━━━━━ Material for this task ━━━━━

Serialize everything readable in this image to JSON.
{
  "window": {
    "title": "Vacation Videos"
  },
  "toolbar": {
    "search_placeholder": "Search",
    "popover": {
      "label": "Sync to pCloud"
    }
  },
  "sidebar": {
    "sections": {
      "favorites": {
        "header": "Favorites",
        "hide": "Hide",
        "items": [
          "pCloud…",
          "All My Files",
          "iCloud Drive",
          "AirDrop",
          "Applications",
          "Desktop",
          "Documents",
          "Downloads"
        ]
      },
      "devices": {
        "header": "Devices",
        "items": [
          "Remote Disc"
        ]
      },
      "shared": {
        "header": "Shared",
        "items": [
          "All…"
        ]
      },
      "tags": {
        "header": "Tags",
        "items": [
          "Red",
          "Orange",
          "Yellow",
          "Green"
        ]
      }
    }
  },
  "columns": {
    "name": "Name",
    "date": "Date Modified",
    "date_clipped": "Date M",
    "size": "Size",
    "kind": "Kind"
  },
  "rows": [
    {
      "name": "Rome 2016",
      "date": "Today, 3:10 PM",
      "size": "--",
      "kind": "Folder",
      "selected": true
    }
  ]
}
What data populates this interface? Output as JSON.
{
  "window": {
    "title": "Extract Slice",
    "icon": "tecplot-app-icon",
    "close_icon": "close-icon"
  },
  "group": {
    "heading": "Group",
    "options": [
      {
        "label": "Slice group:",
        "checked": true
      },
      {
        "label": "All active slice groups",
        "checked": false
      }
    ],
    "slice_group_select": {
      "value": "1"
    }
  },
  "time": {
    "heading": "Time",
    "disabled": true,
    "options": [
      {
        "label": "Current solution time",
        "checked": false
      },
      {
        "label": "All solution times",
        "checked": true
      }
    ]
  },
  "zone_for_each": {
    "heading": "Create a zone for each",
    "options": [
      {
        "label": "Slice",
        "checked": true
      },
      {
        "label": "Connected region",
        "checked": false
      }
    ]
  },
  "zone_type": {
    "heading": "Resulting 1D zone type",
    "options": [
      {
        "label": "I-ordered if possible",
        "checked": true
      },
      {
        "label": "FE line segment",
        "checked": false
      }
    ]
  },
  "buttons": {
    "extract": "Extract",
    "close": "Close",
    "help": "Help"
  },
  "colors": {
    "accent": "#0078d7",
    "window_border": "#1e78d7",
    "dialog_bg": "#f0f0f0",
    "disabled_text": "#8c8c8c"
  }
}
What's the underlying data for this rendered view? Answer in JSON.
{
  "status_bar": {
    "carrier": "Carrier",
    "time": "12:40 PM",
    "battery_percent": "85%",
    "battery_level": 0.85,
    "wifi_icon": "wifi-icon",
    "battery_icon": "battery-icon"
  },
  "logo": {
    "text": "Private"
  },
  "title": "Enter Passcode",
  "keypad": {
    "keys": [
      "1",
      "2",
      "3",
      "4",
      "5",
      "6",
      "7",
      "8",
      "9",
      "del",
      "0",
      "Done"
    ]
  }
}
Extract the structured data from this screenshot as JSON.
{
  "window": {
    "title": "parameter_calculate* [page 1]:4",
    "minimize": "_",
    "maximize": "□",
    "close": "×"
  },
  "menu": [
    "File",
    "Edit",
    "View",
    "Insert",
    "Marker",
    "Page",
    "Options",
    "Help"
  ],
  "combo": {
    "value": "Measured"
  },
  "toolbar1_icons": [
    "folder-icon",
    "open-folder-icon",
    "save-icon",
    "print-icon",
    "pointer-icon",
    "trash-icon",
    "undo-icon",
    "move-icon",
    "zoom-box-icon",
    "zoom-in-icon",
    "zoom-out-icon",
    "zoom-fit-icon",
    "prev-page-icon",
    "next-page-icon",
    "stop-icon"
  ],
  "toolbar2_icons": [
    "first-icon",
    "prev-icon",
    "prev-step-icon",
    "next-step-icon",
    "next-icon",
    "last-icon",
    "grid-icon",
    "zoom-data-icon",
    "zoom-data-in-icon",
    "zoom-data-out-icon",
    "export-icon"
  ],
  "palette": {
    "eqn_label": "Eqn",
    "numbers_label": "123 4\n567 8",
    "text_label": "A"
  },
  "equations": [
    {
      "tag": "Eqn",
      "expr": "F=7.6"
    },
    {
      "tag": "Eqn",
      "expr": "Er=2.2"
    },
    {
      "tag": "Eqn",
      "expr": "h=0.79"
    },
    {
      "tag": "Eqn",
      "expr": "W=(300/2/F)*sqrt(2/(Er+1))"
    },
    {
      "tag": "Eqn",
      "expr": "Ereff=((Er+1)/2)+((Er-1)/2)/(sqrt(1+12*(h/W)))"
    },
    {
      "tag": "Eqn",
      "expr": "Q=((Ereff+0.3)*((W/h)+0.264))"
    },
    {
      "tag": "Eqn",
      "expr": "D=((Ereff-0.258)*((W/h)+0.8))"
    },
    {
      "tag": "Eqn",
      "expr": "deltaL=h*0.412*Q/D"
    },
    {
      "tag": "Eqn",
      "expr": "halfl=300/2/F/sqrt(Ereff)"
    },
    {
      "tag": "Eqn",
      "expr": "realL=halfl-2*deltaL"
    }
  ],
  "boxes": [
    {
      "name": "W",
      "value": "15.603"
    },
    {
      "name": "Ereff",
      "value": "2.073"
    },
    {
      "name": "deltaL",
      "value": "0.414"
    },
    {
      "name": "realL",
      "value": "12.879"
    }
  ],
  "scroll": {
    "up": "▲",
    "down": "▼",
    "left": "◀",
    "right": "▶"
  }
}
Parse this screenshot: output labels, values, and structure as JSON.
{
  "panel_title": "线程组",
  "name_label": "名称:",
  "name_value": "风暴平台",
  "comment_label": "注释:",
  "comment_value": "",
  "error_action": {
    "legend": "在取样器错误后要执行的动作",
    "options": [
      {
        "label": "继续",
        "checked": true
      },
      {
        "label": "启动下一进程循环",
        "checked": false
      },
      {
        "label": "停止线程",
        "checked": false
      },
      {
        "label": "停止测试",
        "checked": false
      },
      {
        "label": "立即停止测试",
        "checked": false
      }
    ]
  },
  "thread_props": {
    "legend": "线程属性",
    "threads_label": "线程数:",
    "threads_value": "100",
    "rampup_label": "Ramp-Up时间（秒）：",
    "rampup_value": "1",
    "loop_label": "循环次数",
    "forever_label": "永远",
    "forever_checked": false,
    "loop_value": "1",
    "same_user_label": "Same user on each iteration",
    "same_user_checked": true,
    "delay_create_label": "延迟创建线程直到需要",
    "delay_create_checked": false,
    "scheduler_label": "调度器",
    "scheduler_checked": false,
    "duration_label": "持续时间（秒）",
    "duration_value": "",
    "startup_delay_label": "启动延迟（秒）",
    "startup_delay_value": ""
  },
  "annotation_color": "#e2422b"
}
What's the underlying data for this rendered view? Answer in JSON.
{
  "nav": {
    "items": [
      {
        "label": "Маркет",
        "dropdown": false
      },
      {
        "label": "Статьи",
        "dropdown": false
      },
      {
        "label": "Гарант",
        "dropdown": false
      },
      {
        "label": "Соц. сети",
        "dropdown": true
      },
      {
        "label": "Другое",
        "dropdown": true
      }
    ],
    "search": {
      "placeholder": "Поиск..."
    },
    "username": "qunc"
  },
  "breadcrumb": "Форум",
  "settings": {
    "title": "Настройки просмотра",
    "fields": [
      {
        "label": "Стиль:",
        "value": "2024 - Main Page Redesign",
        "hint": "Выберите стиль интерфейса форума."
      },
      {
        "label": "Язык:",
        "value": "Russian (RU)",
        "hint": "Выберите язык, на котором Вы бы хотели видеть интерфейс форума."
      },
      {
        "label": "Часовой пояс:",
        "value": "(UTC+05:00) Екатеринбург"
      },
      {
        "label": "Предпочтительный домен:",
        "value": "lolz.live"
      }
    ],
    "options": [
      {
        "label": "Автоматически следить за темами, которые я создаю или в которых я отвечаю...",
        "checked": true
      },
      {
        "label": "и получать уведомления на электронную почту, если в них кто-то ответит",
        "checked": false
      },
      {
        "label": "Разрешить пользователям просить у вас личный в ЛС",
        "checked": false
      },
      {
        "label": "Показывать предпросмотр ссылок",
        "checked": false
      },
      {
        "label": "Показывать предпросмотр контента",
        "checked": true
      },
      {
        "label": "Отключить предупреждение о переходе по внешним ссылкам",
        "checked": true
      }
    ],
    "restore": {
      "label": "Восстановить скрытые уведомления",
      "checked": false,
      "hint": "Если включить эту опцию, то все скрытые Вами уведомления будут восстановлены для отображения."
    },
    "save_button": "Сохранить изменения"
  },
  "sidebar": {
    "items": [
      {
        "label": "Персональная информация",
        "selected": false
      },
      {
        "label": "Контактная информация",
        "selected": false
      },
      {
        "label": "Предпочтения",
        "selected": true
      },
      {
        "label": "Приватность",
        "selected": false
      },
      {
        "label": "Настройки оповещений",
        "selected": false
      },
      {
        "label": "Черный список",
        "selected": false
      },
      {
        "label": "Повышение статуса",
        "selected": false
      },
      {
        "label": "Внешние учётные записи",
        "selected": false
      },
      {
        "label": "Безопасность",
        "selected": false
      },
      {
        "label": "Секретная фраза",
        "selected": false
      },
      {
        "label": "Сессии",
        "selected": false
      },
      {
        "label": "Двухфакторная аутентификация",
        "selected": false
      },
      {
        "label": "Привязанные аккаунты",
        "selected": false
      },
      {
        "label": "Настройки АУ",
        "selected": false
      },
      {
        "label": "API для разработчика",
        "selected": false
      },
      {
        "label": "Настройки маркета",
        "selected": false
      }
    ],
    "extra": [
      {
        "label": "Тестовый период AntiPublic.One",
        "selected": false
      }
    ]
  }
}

━━━━━

Requirement |
From the entries above, extract every line where the word "форума" appears.

Task result |
        "hint": "Выберите стиль интерфейса форума."
        "hint": "Выберите язык, на котором Вы бы хотели видеть интерфейс форума."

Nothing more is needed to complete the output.